Write out the records that appear below, verbatim and complete, but without pictures.

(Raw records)
++++++++

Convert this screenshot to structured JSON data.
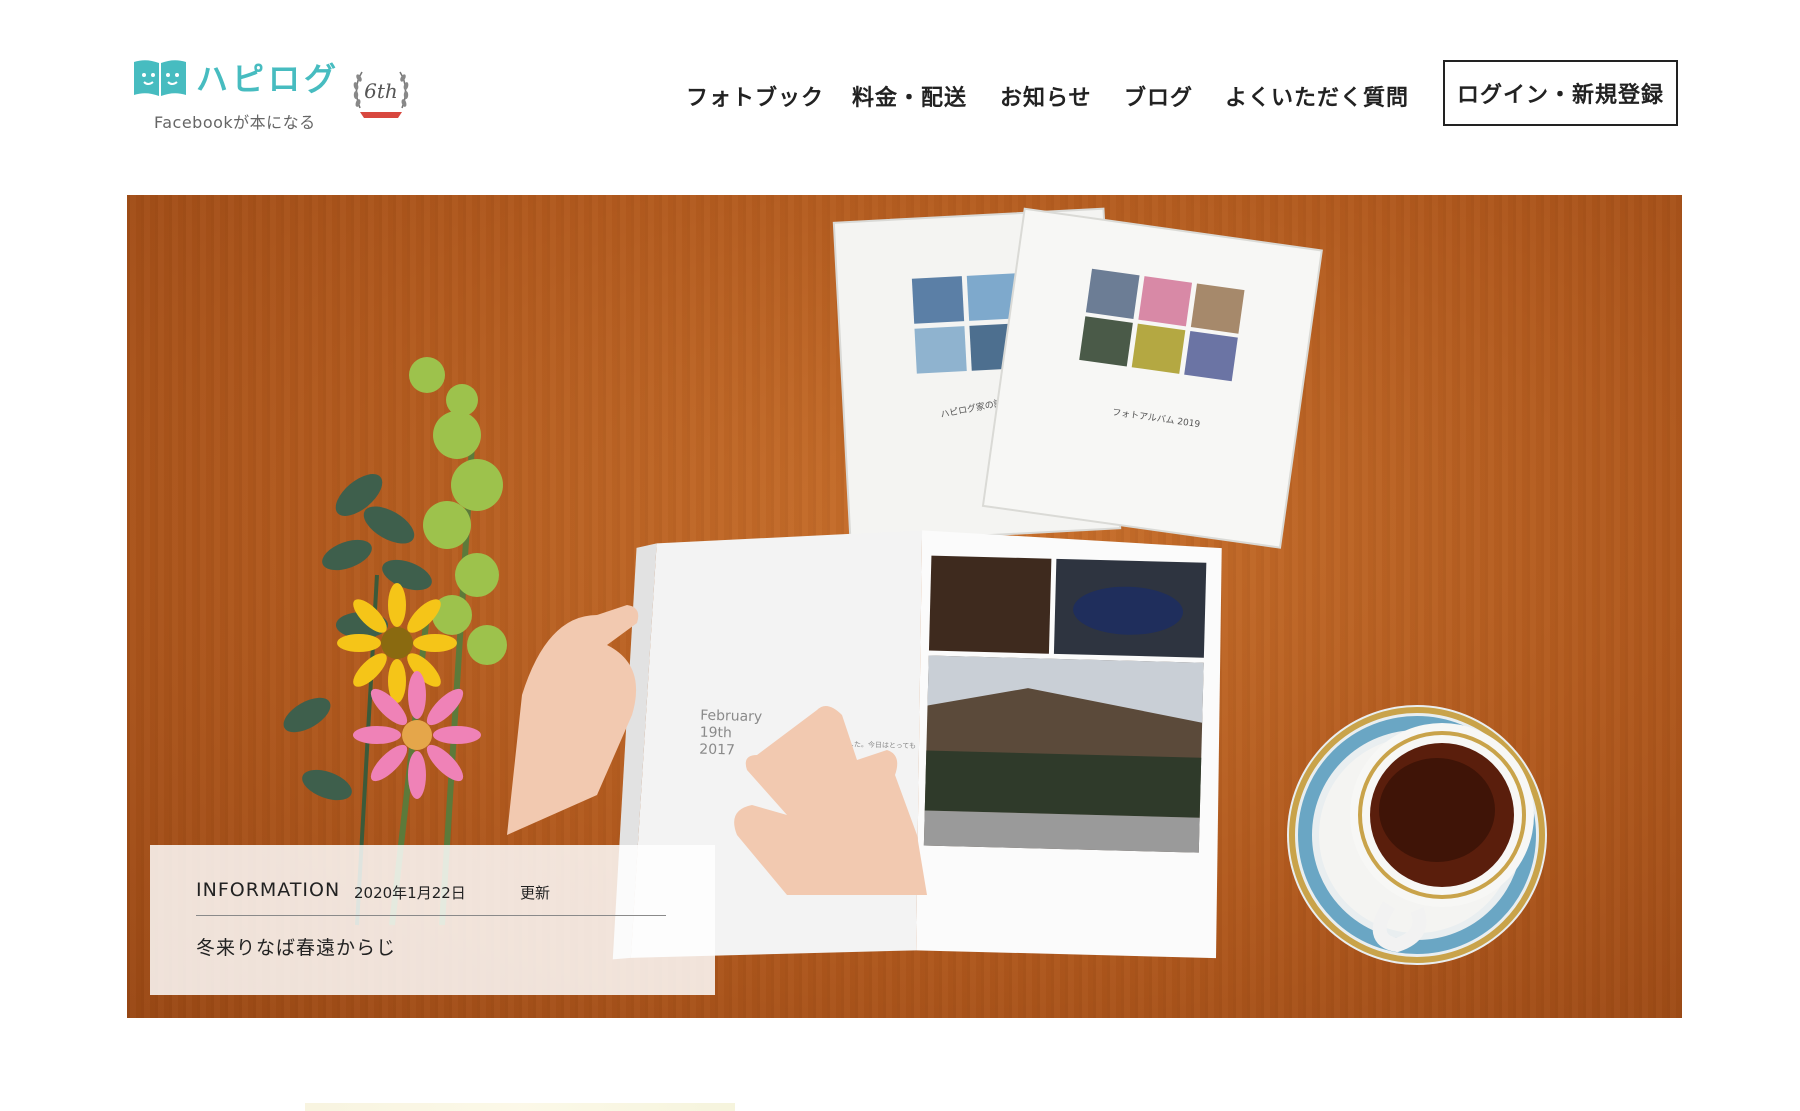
{
  "brand": {
    "name": "ハピログ",
    "tagline": "Facebookが本になる",
    "anniversary": "6th",
    "logo_color": "#47bcc0",
    "icon": "book-icon",
    "badge_icon": "laurel-badge-icon"
  },
  "nav": {
    "items": [
      {
        "label": "フォトブック"
      },
      {
        "label": "料金・配送"
      },
      {
        "label": "お知らせ"
      },
      {
        "label": "ブログ"
      },
      {
        "label": "よくいただく質問"
      }
    ],
    "login_label": "ログイン・新規登録"
  },
  "hero": {
    "book_left_title": "ハピログ家の記録",
    "book_right_title": "フォトアルバム 2019",
    "open_book_date_lines": [
      "February",
      "19th",
      "2017"
    ],
    "open_book_caption": "過去最高の1日でした。今日はとっても"
  },
  "info": {
    "label": "INFORMATION",
    "date": "2020年1月22日",
    "updated": "更新",
    "title": "冬来りなば春遠からじ"
  },
  "colors": {
    "table_wood": "#b25a1e",
    "text": "#222222",
    "accent": "#47bcc0"
  }
}
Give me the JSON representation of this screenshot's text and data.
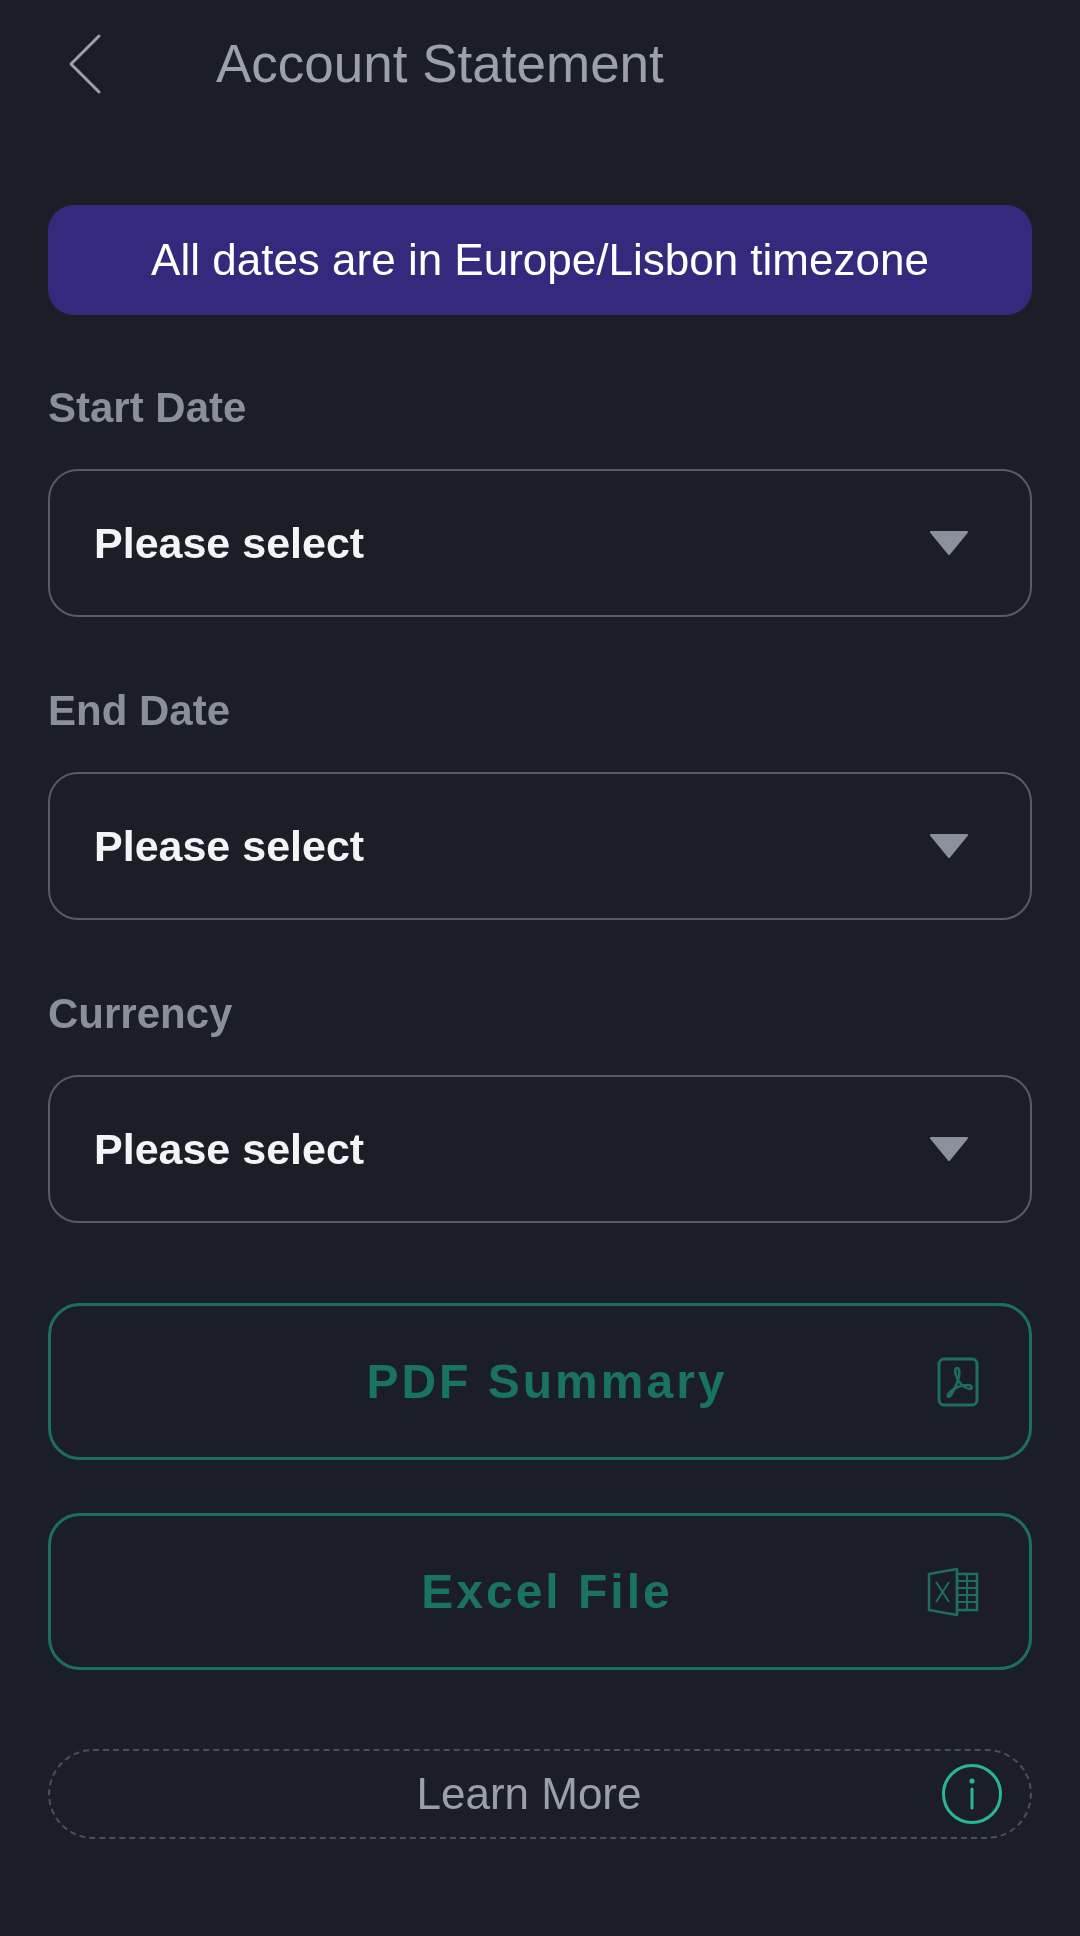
{
  "header": {
    "title": "Account Statement"
  },
  "notice": {
    "text": "All dates are in Europe/Lisbon timezone"
  },
  "fields": [
    {
      "label": "Start Date",
      "placeholder": "Please select"
    },
    {
      "label": "End Date",
      "placeholder": "Please select"
    },
    {
      "label": "Currency",
      "placeholder": "Please select"
    }
  ],
  "export_buttons": [
    {
      "label": "PDF Summary",
      "kind": "pdf"
    },
    {
      "label": "Excel File",
      "kind": "excel"
    }
  ],
  "learn_more": {
    "label": "Learn More"
  }
}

++++++++

### OUTPUT FOR THIS TASK
Convert this screenshot to structured JSON data.
{
  "brand": {
    "name": "ハピログ",
    "tagline": "Facebookが本になる",
    "anniversary": "6th",
    "logo_color": "#47bcc0",
    "icon": "book-icon",
    "badge_icon": "laurel-badge-icon"
  },
  "nav": {
    "items": [
      {
        "label": "フォトブック"
      },
      {
        "label": "料金・配送"
      },
      {
        "label": "お知らせ"
      },
      {
        "label": "ブログ"
      },
      {
        "label": "よくいただく質問"
      }
    ],
    "login_label": "ログイン・新規登録"
  },
  "hero": {
    "book_left_title": "ハピログ家の記録",
    "book_right_title": "フォトアルバム 2019",
    "open_book_date_lines": [
      "February",
      "19th",
      "2017"
    ],
    "open_book_caption": "過去最高の1日でした。今日はとっても"
  },
  "info": {
    "label": "INFORMATION",
    "date": "2020年1月22日",
    "updated": "更新",
    "title": "冬来りなば春遠からじ"
  },
  "colors": {
    "table_wood": "#b25a1e",
    "text": "#222222",
    "accent": "#47bcc0"
  }
}
Give me the JSON representation of this screenshot's text and data.
{
  "header": {
    "title": "Account Statement"
  },
  "notice": {
    "text": "All dates are in Europe/Lisbon timezone"
  },
  "fields": [
    {
      "label": "Start Date",
      "placeholder": "Please select"
    },
    {
      "label": "End Date",
      "placeholder": "Please select"
    },
    {
      "label": "Currency",
      "placeholder": "Please select"
    }
  ],
  "export_buttons": [
    {
      "label": "PDF Summary",
      "kind": "pdf"
    },
    {
      "label": "Excel File",
      "kind": "excel"
    }
  ],
  "learn_more": {
    "label": "Learn More"
  }
}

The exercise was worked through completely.